** BEGIN Provided information **

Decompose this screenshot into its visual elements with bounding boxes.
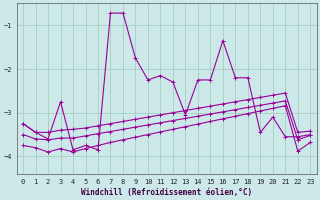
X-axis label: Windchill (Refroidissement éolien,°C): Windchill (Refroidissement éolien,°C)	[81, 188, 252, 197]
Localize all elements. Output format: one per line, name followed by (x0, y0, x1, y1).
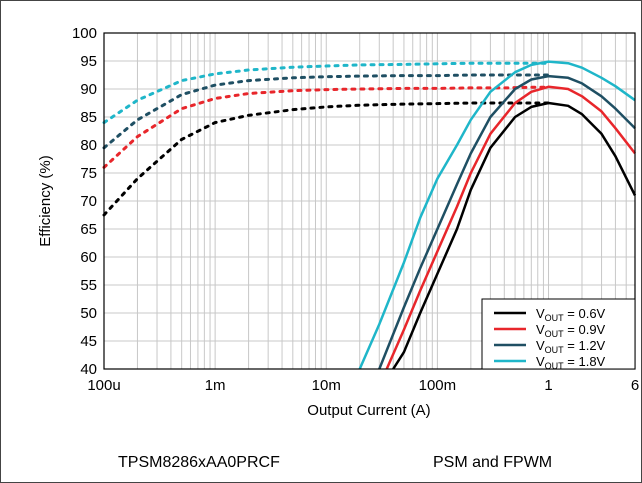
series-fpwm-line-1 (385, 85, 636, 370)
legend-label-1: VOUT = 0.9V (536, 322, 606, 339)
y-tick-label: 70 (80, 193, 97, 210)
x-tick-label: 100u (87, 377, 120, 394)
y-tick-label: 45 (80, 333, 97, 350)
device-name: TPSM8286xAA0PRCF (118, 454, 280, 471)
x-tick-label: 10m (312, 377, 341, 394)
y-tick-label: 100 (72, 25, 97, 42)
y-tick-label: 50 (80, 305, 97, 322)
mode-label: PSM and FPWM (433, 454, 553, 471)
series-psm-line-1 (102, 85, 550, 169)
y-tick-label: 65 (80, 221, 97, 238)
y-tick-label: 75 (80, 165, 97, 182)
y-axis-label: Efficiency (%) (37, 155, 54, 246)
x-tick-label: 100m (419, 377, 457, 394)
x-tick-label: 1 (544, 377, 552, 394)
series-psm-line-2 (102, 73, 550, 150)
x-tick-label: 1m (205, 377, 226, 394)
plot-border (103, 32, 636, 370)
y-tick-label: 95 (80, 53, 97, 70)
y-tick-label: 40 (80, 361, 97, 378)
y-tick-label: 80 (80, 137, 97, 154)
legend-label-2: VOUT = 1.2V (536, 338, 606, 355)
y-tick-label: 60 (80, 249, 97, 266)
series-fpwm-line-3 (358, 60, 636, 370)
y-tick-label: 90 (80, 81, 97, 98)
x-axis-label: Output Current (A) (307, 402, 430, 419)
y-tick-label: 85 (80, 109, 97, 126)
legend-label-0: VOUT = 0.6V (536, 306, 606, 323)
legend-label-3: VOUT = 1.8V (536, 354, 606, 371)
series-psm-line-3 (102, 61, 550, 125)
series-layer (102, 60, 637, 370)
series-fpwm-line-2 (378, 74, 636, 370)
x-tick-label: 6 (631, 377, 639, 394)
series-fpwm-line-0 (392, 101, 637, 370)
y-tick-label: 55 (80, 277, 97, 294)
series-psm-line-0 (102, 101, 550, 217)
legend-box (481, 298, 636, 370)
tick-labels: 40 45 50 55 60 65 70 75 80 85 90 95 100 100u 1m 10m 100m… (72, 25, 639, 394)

** END Provided information **
** BEGIN Provided information **

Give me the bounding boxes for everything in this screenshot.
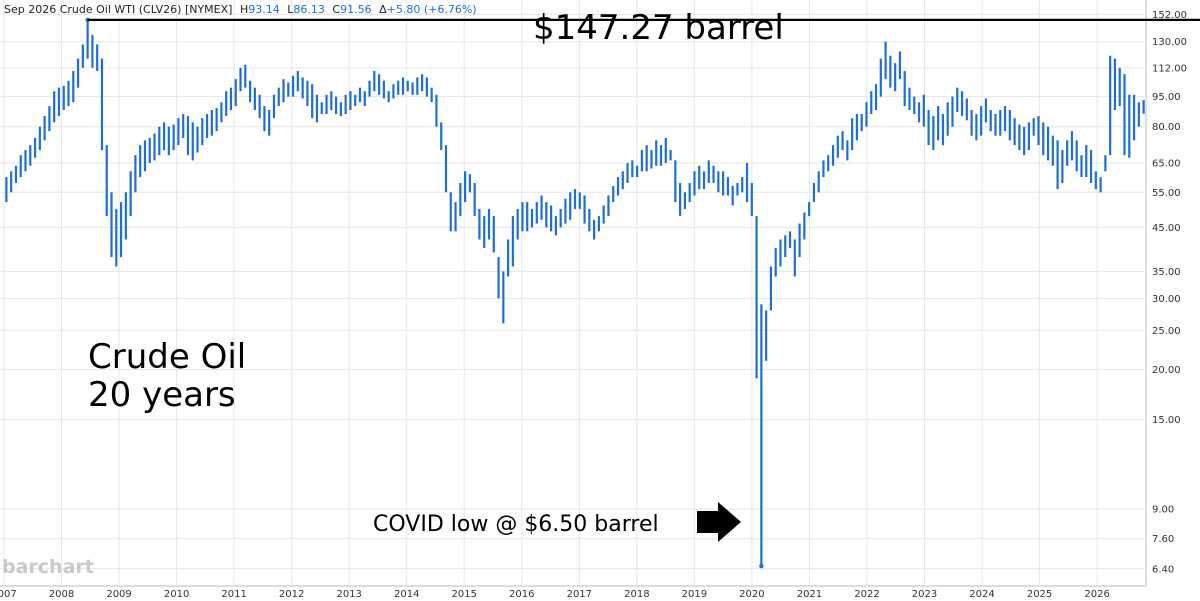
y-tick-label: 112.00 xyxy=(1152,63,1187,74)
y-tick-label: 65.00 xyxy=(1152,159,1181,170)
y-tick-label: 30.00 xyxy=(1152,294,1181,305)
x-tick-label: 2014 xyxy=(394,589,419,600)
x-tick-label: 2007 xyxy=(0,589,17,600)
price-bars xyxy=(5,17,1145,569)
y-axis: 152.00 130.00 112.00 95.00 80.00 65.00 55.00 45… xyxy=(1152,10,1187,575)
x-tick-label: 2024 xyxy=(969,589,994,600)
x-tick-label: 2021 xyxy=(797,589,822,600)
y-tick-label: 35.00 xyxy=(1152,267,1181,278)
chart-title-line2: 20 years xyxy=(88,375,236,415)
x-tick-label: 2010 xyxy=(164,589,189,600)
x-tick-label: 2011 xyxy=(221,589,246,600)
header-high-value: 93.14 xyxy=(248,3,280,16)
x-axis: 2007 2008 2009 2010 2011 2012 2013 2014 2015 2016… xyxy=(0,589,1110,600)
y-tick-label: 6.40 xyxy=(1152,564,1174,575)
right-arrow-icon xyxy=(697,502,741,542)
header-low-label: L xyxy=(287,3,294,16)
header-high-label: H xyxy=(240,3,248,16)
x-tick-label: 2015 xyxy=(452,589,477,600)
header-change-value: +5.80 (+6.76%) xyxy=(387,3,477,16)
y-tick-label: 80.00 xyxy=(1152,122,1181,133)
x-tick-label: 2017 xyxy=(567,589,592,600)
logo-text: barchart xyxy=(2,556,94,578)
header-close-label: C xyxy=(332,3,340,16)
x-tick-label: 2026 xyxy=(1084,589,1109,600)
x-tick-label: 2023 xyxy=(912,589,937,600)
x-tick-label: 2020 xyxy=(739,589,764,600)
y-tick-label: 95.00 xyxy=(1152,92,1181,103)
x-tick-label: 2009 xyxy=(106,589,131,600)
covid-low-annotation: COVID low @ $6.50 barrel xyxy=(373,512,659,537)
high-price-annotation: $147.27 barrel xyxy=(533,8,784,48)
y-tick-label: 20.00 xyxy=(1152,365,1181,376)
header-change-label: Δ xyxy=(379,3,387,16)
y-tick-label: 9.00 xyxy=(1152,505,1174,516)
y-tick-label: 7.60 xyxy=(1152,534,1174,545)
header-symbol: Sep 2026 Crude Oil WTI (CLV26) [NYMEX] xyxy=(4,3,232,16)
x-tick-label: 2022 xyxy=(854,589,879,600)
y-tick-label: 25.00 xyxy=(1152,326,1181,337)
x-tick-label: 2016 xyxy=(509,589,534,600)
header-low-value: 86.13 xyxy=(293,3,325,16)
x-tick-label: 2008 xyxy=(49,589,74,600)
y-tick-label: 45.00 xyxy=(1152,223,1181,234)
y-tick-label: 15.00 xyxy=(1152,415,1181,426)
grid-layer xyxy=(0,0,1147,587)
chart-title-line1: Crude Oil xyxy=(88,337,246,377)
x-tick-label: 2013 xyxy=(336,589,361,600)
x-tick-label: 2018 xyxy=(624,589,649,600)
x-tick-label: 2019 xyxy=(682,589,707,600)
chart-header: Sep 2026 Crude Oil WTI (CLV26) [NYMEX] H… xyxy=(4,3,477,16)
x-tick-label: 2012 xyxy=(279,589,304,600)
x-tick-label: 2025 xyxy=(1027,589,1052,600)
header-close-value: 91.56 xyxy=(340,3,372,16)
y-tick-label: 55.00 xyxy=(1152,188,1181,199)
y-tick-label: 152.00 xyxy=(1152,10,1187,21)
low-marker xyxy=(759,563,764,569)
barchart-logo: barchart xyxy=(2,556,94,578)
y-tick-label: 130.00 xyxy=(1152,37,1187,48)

** END Provided information **

### [To be done]
Please copy the material word for word from the line containing "X-axis label: Windchill" up to and including the line containing "Localize all elements.".

### [Task answer]
X-axis label: Windchill (Refroidissement éolien,°C): Windchill (Refroidissement éolien,°C)	[81, 188, 252, 197]
Localize all elements. Output format: one per line, name followed by (x0, y0, x1, y1).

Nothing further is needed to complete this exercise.